BEGIN
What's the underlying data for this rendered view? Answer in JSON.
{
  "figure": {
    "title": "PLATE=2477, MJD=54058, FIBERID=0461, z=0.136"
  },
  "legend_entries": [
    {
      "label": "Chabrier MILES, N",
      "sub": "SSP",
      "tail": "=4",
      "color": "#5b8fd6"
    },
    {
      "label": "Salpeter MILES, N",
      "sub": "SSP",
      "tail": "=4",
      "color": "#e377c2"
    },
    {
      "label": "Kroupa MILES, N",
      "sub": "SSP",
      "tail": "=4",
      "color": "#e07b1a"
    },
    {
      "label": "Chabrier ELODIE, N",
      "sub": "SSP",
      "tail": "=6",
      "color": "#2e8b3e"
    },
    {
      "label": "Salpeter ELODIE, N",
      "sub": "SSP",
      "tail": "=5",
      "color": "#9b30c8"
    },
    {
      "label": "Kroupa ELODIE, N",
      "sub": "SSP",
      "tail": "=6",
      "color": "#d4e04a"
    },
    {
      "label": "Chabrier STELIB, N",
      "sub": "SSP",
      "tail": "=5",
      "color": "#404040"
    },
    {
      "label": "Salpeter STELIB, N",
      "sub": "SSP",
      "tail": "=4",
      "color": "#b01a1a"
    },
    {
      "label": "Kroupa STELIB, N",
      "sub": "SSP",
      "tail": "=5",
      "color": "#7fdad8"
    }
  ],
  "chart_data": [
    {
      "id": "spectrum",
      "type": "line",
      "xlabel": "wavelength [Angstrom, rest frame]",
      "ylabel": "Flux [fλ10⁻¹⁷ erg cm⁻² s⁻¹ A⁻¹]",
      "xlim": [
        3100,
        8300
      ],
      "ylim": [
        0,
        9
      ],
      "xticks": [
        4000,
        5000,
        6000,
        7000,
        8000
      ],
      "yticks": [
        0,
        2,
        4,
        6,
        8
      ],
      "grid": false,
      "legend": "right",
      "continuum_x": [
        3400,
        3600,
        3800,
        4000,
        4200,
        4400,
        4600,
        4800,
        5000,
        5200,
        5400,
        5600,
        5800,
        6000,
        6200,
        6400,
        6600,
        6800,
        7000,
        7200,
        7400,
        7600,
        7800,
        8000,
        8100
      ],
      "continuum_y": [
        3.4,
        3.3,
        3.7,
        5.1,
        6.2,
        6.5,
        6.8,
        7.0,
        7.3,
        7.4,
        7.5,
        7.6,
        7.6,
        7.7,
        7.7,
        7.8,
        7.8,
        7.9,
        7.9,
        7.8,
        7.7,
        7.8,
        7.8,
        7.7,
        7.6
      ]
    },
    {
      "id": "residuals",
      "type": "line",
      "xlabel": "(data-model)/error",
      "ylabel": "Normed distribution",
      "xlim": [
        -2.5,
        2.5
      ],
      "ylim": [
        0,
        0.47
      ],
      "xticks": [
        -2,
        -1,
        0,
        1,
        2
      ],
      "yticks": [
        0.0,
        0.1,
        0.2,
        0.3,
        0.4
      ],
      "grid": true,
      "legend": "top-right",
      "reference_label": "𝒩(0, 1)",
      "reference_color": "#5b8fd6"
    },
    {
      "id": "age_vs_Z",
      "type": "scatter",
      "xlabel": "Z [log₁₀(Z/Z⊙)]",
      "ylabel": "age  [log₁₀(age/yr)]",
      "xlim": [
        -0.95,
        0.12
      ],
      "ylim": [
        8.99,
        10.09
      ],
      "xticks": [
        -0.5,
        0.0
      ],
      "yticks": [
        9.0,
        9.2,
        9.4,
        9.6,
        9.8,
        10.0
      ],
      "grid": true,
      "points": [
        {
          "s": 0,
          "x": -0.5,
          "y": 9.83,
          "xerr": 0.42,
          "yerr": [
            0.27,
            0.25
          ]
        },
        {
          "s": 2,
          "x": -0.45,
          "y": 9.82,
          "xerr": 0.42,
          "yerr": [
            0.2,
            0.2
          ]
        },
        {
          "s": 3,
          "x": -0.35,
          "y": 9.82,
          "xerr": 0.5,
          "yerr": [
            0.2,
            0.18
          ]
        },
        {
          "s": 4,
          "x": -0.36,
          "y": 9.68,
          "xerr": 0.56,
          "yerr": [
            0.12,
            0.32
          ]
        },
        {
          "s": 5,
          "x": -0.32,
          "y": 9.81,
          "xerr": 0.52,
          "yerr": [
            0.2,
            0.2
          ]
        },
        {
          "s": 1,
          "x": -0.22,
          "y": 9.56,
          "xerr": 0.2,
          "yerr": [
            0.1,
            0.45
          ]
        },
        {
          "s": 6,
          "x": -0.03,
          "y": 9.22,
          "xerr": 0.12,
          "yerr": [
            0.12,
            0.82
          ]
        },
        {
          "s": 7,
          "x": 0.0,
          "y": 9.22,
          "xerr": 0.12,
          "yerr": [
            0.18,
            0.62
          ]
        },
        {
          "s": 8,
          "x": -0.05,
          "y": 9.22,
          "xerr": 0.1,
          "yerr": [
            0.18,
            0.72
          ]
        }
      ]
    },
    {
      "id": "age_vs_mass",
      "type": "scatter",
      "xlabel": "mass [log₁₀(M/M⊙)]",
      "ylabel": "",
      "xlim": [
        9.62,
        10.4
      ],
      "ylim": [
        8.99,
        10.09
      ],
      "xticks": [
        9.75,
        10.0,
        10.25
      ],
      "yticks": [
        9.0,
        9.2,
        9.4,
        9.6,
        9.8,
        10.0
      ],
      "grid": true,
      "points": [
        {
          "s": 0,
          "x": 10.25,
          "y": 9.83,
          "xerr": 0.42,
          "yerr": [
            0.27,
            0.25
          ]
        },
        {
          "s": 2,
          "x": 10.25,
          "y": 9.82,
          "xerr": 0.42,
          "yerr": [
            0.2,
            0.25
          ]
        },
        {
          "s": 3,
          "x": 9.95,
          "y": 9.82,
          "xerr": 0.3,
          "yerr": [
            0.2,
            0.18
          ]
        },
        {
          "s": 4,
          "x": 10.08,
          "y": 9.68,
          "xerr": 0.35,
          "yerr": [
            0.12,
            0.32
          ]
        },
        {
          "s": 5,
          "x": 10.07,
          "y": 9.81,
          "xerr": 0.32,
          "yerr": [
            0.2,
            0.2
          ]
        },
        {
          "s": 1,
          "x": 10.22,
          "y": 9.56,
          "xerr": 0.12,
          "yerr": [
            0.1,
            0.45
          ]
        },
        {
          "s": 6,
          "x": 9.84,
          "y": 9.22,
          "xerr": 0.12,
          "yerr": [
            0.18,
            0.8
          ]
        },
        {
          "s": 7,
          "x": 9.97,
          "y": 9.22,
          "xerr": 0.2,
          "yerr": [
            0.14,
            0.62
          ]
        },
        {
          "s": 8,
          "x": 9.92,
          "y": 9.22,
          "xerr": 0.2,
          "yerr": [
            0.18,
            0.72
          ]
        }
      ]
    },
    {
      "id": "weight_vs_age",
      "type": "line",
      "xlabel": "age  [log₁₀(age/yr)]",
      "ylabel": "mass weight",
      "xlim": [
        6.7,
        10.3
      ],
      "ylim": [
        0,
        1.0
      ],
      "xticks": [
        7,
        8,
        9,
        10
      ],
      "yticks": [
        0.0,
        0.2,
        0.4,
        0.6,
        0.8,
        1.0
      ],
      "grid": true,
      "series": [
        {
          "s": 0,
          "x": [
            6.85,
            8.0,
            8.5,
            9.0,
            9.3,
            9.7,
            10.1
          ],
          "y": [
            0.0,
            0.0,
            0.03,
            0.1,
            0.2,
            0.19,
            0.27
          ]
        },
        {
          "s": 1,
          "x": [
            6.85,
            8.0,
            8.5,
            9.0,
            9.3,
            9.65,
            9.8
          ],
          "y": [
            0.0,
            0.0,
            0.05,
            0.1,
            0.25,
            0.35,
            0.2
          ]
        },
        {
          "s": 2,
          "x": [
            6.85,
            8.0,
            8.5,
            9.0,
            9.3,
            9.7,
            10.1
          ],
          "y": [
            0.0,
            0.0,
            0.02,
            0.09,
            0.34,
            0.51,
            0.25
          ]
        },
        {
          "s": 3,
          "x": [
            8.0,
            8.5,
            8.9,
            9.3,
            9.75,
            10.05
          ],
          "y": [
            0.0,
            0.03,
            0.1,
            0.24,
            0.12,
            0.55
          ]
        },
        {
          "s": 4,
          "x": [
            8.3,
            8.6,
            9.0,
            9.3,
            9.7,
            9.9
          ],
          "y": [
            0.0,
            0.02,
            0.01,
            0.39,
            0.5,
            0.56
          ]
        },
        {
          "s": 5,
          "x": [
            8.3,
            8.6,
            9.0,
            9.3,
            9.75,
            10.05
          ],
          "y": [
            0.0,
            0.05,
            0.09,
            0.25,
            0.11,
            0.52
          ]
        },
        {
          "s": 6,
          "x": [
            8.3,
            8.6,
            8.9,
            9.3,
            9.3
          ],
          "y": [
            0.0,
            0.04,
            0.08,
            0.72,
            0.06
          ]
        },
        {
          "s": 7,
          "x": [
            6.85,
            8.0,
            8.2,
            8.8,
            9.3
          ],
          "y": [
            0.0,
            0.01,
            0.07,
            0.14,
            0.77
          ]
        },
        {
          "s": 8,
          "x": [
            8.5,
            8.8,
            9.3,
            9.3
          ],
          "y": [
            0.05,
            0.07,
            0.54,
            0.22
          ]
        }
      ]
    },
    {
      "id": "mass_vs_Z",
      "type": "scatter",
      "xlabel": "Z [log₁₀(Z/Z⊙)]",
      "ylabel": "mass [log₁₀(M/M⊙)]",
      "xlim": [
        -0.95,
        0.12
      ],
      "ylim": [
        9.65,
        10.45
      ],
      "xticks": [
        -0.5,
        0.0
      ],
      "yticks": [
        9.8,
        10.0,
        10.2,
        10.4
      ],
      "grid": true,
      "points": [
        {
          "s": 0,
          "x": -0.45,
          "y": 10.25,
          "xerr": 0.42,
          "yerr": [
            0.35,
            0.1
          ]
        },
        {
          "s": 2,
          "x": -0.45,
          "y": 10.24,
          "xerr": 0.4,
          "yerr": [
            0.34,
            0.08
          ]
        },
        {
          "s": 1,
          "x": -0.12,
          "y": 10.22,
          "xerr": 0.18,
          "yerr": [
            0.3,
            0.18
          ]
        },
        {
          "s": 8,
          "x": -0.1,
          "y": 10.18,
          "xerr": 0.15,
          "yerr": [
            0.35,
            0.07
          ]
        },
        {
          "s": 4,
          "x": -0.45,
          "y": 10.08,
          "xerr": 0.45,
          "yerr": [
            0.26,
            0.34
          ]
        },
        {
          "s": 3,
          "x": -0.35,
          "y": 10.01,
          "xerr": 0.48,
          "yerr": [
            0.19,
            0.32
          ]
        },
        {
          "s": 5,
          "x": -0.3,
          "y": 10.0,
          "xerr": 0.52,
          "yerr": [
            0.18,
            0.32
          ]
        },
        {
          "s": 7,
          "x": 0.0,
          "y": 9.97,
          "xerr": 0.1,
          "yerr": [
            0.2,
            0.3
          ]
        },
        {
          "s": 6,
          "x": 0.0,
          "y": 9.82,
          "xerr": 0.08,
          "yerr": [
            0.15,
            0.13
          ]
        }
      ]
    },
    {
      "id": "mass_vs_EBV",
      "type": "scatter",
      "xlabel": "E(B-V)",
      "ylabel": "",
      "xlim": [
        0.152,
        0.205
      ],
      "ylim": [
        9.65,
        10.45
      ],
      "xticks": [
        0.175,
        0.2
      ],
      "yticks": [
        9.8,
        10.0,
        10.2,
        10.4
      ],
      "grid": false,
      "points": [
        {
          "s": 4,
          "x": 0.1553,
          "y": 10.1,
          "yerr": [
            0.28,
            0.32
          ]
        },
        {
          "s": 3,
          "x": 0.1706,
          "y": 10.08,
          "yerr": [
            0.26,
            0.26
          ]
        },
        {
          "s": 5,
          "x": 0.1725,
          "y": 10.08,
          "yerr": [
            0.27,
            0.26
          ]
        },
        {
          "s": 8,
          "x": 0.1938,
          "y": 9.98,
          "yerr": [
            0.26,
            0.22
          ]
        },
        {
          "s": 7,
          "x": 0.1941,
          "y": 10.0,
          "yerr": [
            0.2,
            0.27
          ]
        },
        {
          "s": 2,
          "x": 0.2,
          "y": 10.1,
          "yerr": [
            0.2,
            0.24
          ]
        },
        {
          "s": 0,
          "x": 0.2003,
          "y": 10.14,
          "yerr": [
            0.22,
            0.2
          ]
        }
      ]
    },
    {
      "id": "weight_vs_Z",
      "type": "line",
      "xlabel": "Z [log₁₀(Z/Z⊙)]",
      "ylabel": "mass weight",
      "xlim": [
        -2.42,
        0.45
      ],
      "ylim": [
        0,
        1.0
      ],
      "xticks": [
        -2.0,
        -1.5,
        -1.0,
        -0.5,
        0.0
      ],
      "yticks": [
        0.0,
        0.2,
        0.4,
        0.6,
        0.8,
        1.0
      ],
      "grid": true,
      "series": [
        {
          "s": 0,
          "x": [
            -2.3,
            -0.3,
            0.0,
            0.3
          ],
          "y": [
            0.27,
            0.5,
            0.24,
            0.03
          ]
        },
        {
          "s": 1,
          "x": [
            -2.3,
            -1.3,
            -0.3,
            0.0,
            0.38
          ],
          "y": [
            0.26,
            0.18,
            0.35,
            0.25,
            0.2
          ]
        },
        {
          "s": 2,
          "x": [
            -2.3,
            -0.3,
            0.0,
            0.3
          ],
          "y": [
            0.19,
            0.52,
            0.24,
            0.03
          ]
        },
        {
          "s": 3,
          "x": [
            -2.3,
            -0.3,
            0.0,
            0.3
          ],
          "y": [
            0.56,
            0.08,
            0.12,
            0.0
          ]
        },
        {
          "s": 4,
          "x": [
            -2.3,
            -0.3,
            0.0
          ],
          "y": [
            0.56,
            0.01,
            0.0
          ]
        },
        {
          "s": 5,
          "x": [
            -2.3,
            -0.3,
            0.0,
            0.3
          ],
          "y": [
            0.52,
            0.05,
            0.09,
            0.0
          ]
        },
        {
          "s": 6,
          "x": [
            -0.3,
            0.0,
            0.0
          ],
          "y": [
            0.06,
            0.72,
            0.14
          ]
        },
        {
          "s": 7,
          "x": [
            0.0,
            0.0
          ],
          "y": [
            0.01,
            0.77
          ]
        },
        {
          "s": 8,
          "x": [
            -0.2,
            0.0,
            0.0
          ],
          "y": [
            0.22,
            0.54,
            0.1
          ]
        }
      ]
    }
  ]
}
END
Brief:
Find each line holding "Kroupa". Copy it out.

Solution to the exercise:
      "label": "Kroupa MILES, N",
      "label": "Kroupa ELODIE, N",
      "label": "Kroupa STELIB, N",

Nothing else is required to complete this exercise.